TASK DIRECTIONS ->
Work through the following lines and count those that hold the word "index". Reply with that number only.

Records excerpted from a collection
-------------------------

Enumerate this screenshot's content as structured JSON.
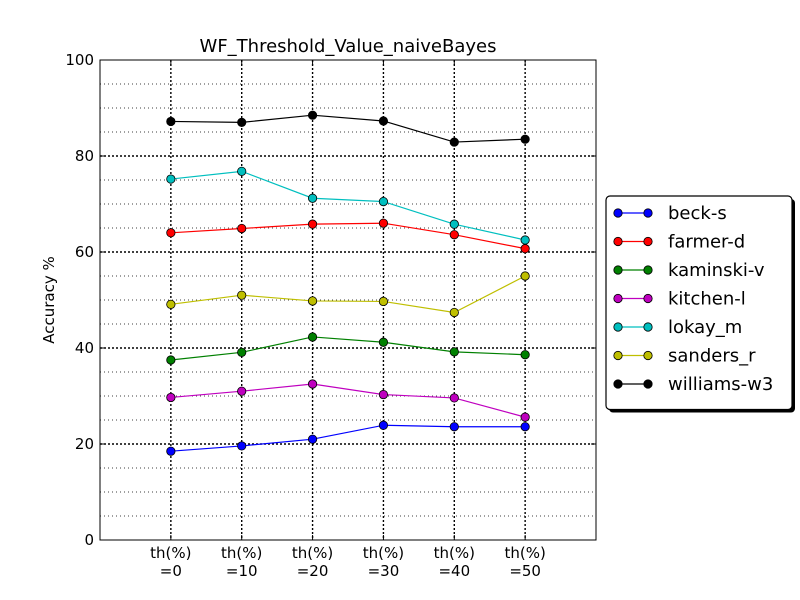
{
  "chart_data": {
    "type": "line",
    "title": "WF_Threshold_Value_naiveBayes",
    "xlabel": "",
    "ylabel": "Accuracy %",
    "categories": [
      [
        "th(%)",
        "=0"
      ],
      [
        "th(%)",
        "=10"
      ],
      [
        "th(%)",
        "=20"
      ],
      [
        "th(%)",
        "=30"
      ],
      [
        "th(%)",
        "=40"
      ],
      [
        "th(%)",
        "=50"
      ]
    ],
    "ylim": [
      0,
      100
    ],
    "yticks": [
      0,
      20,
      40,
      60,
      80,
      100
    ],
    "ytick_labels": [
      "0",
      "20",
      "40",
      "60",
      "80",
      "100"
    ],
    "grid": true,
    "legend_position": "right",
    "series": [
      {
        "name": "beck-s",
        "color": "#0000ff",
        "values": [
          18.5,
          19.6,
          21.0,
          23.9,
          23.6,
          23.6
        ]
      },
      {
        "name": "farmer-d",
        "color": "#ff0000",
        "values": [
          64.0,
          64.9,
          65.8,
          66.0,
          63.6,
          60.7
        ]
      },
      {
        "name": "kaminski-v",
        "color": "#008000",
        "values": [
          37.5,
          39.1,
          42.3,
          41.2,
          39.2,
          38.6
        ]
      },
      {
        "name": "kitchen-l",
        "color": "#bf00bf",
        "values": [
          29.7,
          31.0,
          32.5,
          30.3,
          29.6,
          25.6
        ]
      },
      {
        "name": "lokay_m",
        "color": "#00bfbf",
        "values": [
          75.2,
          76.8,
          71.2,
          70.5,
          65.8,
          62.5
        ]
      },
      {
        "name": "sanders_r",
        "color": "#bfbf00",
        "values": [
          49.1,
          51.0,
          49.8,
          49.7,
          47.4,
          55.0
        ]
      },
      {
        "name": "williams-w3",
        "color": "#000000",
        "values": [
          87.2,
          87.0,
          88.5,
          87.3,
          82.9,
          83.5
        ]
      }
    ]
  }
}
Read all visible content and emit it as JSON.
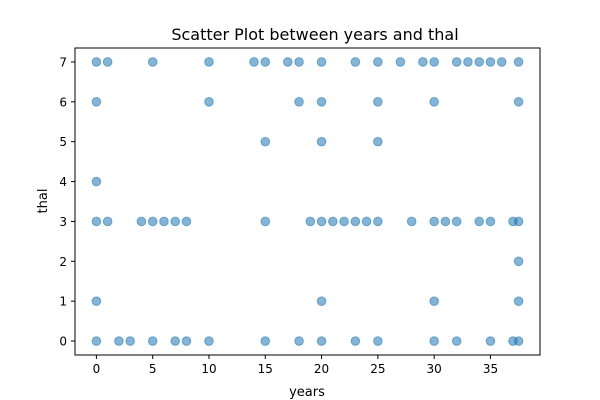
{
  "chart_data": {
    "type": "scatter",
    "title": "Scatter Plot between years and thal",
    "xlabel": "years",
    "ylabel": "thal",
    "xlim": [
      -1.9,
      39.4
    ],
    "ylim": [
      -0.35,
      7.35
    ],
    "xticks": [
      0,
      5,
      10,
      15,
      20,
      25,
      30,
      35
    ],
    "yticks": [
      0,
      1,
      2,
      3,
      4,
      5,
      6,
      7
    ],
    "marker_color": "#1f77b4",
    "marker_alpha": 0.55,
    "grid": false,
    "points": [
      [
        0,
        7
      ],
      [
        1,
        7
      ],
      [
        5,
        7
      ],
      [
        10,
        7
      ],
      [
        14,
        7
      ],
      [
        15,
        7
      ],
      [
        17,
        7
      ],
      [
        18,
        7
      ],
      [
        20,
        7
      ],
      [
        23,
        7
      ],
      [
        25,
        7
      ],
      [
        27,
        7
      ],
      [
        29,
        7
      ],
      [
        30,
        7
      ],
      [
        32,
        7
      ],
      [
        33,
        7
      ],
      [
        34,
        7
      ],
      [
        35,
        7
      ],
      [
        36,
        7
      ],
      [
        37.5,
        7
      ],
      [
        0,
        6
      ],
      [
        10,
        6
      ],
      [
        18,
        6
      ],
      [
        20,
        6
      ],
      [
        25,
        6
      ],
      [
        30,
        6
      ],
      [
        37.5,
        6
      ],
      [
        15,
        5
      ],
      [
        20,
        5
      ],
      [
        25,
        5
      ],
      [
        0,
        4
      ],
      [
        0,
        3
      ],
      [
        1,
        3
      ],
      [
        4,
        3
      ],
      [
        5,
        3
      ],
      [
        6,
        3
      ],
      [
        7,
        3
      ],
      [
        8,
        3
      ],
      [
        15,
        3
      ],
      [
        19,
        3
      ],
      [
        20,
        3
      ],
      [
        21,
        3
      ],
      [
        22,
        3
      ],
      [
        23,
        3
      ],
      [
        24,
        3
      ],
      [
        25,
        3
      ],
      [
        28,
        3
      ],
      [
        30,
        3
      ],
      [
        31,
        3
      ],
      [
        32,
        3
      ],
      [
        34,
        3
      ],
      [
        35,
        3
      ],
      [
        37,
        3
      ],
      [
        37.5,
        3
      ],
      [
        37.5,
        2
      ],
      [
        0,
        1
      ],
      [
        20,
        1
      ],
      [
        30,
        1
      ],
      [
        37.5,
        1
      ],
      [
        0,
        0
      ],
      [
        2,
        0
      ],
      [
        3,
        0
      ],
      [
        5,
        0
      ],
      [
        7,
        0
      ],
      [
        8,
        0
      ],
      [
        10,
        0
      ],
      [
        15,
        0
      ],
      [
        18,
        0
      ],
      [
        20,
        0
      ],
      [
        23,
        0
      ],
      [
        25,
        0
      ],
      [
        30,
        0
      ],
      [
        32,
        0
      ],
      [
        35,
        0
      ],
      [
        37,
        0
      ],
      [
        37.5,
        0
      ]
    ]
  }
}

-------------------------

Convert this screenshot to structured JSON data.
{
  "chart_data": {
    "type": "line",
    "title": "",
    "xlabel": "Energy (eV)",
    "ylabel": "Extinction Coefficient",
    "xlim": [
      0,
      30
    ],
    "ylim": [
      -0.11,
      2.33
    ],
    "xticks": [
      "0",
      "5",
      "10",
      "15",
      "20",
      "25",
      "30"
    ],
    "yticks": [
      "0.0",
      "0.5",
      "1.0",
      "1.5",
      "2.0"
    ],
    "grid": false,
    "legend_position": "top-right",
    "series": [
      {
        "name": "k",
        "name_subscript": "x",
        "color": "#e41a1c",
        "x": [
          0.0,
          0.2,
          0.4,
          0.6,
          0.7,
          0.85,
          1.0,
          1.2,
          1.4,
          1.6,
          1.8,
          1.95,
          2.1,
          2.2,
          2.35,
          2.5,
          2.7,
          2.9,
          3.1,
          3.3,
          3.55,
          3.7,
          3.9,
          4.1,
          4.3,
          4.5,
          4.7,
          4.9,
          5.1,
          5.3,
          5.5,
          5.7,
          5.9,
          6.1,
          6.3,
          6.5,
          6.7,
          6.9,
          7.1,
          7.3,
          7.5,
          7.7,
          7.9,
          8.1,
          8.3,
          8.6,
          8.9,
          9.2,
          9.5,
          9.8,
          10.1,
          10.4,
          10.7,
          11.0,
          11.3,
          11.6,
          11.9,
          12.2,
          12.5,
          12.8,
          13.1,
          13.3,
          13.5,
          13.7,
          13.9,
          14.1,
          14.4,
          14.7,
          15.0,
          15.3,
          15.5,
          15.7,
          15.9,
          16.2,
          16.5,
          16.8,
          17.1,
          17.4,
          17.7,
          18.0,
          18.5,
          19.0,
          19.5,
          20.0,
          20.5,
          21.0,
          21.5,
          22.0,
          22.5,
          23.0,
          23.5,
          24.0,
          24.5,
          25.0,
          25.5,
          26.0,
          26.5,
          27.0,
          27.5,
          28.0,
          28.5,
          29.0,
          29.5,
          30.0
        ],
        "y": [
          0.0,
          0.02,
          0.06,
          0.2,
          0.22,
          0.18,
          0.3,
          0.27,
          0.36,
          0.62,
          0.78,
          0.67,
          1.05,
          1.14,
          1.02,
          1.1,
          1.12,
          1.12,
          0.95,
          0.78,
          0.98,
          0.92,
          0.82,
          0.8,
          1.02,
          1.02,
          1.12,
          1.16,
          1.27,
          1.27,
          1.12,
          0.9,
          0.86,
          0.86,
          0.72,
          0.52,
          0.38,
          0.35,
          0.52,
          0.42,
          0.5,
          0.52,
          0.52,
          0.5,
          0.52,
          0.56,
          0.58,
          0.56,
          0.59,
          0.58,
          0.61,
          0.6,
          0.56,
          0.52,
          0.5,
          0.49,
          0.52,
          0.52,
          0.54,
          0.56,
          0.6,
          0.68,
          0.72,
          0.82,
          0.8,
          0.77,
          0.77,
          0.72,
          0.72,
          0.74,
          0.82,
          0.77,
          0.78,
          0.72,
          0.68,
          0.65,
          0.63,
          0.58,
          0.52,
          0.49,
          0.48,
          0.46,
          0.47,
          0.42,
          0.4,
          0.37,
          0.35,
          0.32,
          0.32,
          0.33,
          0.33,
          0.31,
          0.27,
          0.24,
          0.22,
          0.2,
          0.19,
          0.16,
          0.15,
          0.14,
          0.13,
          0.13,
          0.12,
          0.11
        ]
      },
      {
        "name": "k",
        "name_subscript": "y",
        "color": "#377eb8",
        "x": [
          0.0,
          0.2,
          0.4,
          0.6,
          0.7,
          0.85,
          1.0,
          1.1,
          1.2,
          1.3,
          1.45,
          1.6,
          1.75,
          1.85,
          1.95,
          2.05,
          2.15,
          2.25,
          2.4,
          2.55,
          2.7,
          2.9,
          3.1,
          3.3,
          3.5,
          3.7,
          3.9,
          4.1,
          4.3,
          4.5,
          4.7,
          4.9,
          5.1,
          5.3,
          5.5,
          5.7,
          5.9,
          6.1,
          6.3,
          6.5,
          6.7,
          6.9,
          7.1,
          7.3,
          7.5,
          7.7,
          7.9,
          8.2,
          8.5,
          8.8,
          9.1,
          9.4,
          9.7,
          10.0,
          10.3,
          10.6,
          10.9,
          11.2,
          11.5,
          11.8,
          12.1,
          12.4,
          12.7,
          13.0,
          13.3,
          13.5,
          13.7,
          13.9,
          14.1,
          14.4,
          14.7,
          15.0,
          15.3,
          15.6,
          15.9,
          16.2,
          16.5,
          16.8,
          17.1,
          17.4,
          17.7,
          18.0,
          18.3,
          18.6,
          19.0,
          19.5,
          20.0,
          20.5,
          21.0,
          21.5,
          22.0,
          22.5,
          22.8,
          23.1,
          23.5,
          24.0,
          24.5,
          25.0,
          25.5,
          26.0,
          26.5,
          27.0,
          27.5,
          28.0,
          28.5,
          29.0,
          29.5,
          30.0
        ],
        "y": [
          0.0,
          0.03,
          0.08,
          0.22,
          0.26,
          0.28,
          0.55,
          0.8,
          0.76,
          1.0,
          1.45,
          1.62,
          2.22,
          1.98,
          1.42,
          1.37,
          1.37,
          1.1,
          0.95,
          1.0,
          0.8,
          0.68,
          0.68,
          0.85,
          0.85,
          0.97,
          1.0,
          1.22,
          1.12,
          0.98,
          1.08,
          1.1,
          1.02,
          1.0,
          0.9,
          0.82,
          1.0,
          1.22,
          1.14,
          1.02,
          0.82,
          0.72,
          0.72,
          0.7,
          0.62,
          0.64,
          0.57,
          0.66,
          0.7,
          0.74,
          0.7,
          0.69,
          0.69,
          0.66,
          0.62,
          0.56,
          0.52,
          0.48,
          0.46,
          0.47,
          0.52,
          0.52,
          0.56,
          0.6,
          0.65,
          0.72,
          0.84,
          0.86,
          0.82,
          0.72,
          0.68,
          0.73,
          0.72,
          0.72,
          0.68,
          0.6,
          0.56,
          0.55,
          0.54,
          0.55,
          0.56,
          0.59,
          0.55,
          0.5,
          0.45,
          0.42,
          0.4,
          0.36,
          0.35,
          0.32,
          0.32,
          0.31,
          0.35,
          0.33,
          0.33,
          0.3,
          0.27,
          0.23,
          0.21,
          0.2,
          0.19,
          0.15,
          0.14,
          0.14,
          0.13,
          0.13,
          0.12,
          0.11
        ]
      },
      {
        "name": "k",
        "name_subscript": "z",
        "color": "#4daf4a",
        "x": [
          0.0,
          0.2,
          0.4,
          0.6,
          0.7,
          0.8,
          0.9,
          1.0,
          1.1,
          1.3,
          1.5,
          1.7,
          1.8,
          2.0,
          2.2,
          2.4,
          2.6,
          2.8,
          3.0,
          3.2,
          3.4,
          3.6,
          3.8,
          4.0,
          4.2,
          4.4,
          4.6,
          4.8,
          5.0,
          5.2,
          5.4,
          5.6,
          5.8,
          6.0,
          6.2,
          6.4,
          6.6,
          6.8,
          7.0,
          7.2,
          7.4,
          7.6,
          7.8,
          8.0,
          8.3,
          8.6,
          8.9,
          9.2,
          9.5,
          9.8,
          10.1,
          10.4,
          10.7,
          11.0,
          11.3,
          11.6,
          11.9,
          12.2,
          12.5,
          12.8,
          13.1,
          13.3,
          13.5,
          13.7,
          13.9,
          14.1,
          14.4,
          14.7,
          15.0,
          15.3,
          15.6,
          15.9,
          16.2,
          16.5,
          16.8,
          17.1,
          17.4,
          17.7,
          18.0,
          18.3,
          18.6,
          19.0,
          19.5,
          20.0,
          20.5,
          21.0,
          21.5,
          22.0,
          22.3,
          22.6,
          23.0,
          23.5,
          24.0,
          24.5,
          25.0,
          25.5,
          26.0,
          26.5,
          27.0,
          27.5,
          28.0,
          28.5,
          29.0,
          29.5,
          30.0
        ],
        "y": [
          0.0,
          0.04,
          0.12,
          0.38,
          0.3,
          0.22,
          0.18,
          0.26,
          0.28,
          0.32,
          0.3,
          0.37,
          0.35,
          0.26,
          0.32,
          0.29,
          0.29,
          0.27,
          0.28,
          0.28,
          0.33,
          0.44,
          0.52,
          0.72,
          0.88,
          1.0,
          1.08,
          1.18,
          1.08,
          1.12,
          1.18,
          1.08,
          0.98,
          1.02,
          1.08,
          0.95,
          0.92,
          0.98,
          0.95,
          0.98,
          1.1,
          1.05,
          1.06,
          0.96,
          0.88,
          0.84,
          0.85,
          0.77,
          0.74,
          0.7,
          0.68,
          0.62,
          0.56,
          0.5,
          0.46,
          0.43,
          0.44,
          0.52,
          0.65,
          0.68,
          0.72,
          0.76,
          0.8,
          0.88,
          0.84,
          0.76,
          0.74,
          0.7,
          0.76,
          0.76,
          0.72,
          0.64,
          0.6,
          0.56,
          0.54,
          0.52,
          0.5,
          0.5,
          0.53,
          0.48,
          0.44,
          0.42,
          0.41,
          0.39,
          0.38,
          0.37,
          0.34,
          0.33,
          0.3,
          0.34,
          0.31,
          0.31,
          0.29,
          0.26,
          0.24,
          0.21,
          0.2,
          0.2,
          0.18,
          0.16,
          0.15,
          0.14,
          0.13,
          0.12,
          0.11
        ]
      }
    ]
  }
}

-------------------------

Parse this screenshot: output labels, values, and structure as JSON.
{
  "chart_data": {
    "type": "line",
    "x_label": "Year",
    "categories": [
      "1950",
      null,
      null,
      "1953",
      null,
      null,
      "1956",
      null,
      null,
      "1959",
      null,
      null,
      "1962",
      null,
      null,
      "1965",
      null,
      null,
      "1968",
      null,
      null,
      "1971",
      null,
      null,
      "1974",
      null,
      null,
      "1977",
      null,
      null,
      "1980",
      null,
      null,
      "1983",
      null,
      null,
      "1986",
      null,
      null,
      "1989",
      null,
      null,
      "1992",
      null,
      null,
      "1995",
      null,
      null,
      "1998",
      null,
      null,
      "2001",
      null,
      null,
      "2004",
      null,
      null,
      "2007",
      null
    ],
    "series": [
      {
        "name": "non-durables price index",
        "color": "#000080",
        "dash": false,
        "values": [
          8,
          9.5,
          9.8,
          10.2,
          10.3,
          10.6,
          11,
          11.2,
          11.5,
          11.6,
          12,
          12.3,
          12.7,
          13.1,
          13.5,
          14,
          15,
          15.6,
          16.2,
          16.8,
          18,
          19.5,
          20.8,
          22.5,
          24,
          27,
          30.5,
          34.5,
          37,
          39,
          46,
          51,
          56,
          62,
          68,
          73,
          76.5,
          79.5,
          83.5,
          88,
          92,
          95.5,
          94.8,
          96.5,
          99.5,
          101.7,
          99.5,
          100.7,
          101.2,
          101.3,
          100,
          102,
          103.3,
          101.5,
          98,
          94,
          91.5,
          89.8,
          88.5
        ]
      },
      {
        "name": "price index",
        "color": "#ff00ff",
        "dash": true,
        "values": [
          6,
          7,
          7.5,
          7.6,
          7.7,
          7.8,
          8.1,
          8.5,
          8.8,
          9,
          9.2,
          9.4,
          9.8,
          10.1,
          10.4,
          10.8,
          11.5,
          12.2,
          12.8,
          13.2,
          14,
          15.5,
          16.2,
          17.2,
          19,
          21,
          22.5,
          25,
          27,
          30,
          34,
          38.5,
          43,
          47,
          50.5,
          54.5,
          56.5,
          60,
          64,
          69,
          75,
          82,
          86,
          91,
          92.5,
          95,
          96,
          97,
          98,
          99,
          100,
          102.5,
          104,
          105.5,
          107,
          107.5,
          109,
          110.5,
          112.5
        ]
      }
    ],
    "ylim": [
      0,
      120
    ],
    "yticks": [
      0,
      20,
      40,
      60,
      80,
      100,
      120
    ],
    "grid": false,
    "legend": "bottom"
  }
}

-------------------------

SOLUTION TO THIS TASK ->
2